§ Testo da leggere:
──────────────────────────────

A circa tre anni dalla ristrutturazione del sito di transform!italia del maggio 2018 vorrei gettare uno sguardo a questi mesi di attività, anche se desidero esprimere una riflessione diversa dalla logica dei bilanci.
In queste settimane si sta consumando una profonda crisi sia nel Partito Democratico che nel M5S,una crisi precipitata dall’avvento di Draghi. Da più parti, a sinistra, si sente evocare l’apertura di “grandi praterie”. Una aspettativa immediata potrebbe essere sia irrispettosa verso chi si trova più o meno confusamente costretto a constatare il fallimento del suo progetto sia disutile a individuare dimensioni e terreno del lavoro politico, come dice anche Fausto Bertinotti nell’intervista che pubblichiamo.
Ritengo che i limiti dei rischi di politicismo diano ancora più senso alla attività svolta da transform.
Si tratta di un migliaio tra articoli, videoconferenze, filmati, centinaia di collaborazioni, decine di pubblicazioni, tanti lettori e lettrici, tanti follower e like, progetti. Una mole in cui fatica, ricerca, studio, impegno per la dimensione europea di una politica di sinistra si sono strettamente intrecciati attraverso tutte le tematiche.

──────────────────────────────

Righe estratte:
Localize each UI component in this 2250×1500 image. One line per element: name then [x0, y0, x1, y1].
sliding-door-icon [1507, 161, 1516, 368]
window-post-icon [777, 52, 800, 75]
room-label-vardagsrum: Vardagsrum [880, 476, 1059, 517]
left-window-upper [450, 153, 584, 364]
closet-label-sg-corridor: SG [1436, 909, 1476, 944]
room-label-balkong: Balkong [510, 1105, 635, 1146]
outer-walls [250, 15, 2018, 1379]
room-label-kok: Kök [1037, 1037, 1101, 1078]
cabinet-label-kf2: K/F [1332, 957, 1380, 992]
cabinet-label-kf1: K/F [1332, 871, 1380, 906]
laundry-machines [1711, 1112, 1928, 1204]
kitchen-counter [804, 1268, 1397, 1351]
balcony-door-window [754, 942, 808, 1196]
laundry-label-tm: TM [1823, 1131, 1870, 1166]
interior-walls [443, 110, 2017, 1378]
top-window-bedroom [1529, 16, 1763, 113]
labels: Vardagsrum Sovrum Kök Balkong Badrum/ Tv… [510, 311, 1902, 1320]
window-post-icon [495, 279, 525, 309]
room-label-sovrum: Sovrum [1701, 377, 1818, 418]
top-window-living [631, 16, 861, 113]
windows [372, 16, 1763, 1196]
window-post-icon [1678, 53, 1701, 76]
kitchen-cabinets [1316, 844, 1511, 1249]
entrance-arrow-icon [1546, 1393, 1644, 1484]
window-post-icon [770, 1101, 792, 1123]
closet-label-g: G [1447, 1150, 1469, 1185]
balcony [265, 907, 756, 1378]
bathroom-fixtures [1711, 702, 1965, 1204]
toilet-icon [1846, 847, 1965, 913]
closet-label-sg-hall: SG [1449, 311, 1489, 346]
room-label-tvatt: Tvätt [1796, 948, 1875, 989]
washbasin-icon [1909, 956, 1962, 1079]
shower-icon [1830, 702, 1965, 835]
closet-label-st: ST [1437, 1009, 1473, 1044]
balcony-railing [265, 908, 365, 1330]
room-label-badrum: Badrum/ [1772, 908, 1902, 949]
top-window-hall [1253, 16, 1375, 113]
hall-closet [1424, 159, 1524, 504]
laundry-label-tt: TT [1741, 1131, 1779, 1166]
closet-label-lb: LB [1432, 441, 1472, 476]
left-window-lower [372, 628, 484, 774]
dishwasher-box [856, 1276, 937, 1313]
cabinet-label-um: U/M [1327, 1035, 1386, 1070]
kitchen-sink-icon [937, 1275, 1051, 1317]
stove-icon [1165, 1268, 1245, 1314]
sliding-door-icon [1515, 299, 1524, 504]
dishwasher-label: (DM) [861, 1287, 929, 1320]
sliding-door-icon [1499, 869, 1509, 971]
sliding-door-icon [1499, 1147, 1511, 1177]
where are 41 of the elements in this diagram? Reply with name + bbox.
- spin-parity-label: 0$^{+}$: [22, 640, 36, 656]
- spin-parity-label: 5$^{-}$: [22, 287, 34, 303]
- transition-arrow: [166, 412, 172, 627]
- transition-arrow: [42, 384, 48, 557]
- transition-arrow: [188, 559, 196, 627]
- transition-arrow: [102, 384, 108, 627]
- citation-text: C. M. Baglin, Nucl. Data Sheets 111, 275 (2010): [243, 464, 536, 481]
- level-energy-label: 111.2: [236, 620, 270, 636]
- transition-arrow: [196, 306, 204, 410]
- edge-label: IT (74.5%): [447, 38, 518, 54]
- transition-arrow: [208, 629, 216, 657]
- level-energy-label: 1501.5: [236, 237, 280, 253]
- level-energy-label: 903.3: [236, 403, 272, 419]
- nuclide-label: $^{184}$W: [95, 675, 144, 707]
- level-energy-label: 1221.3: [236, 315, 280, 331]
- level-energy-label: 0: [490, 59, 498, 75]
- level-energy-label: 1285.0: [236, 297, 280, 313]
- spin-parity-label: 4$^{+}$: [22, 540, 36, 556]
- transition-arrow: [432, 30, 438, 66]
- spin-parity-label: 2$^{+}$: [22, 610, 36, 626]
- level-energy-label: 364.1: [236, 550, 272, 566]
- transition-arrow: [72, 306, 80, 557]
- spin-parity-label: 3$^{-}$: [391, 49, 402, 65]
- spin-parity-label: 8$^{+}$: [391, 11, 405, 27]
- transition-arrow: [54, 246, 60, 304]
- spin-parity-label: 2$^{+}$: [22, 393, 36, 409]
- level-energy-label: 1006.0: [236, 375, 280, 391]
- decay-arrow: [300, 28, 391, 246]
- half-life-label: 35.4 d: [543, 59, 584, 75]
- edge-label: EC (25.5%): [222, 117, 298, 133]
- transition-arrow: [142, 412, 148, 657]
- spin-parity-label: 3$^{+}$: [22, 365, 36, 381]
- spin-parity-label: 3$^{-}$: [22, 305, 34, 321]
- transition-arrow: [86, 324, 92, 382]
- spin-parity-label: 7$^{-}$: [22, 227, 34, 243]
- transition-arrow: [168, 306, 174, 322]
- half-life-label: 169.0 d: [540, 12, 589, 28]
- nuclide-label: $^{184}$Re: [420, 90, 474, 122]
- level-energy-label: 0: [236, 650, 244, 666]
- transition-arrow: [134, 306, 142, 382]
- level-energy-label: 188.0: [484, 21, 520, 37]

──────────────────────────────

§ Compiti da svolgere:
[a] Puoi riprodurre fedelmente il brano del testo su transform!italia che comincia dalle parole "A circa tre" e si ferma dopo le parole "svolta da transform."?
[b] Puoi riscrivere in forma di elenco numerato solo le righe estratte, partendo dalla prima e fermandoti dopo quella che contiene "287, 34, 303]", omettendo le righe vuote?

§ Risultati dei compiti:
[a]
A circa tre anni dalla ristrutturazione del sito di transform!italia del maggio 2018 vorrei gettare uno sguardo a questi mesi di attività, anche se desidero esprimere una riflessione diversa dalla logica dei bilanci.
In queste settimane si sta consumando una profonda crisi sia nel Partito Democratico che nel M5S,una crisi precipitata dall’avvento di Draghi. Da più parti, a sinistra, si sente evocare l’apertura di “grandi praterie”. Una aspettativa immediata potrebbe essere sia irrispettosa verso chi si trova più o meno confusamente costretto a constatare il fallimento del suo progetto sia disutile a individuare dimensioni e terreno del lavoro politico, come dice anche Fausto Bertinotti nell’intervista che pubblichiamo.
Ritengo che i limiti dei rischi di politicismo diano ancora più senso alla attività svolta da transform.

[b]
1. Localize each UI component in this 2250×1500 image. One line per element: name then [x0, y0, x1, y1].
2. sliding-door-icon [1507, 161, 1516, 368]
3. window-post-icon [777, 52, 800, 75]
4. room-label-vardagsrum: Vardagsrum [880, 476, 1059, 517]
5. left-window-upper [450, 153, 584, 364]
6. closet-label-sg-corridor: SG [1436, 909, 1476, 944]
7. room-label-balkong: Balkong [510, 1105, 635, 1146]
8. outer-walls [250, 15, 2018, 1379]
9. room-label-kok: Kök [1037, 1037, 1101, 1078]
10. cabinet-label-kf2: K/F [1332, 957, 1380, 992]
11. cabinet-label-kf1: K/F [1332, 871, 1380, 906]
12. laundry-machines [1711, 1112, 1928, 1204]
13. kitchen-counter [804, 1268, 1397, 1351]
14. balcony-door-window [754, 942, 808, 1196]
15. laundry-label-tm: TM [1823, 1131, 1870, 1166]
16. interior-walls [443, 110, 2017, 1378]
17. top-window-bedroom [1529, 16, 1763, 113]
18. labels: Vardagsrum Sovrum Kök Balkong Badrum/ Tv… [510, 311, 1902, 1320]
19. window-post-icon [495, 279, 525, 309]
20. room-label-sovrum: Sovrum [1701, 377, 1818, 418]
21. top-window-living [631, 16, 861, 113]
22. windows [372, 16, 1763, 1196]
23. window-post-icon [1678, 53, 1701, 76]
24. kitchen-cabinets [1316, 844, 1511, 1249]
25. entrance-arrow-icon [1546, 1393, 1644, 1484]
26. window-post-icon [770, 1101, 792, 1123]
27. closet-label-g: G [1447, 1150, 1469, 1185]
28. balcony [265, 907, 756, 1378]
29. bathroom-fixtures [1711, 702, 1965, 1204]
30. toilet-icon [1846, 847, 1965, 913]
31. closet-label-sg-hall: SG [1449, 311, 1489, 346]
32. room-label-tvatt: Tvätt [1796, 948, 1875, 989]
33. washbasin-icon [1909, 956, 1962, 1079]
34. shower-icon [1830, 702, 1965, 835]
35. closet-label-st: ST [1437, 1009, 1473, 1044]
36. balcony-railing [265, 908, 365, 1330]
37. room-label-badrum: Badrum/ [1772, 908, 1902, 949]
38. top-window-hall [1253, 16, 1375, 113]
39. hall-closet [1424, 159, 1524, 504]
40. laundry-label-tt: TT [1741, 1131, 1779, 1166]
41. closet-label-lb: LB [1432, 441, 1472, 476]
42. left-window-lower [372, 628, 484, 774]
43. dishwasher-box [856, 1276, 937, 1313]
44. cabinet-label-um: U/M [1327, 1035, 1386, 1070]
45. kitchen-sink-icon [937, 1275, 1051, 1317]
46. stove-icon [1165, 1268, 1245, 1314]
47. sliding-door-icon [1515, 299, 1524, 504]
48. dishwasher-label: (DM) [861, 1287, 929, 1320]
49. sliding-door-icon [1499, 869, 1509, 971]
50. sliding-door-icon [1499, 1147, 1511, 1177]
51. where are 41 of the elements in this diagram? Reply with name + bbox.
52. - spin-parity-label: 0$^{+}$: [22, 640, 36, 656]
53. - spin-parity-label: 5$^{-}$: [22, 287, 34, 303]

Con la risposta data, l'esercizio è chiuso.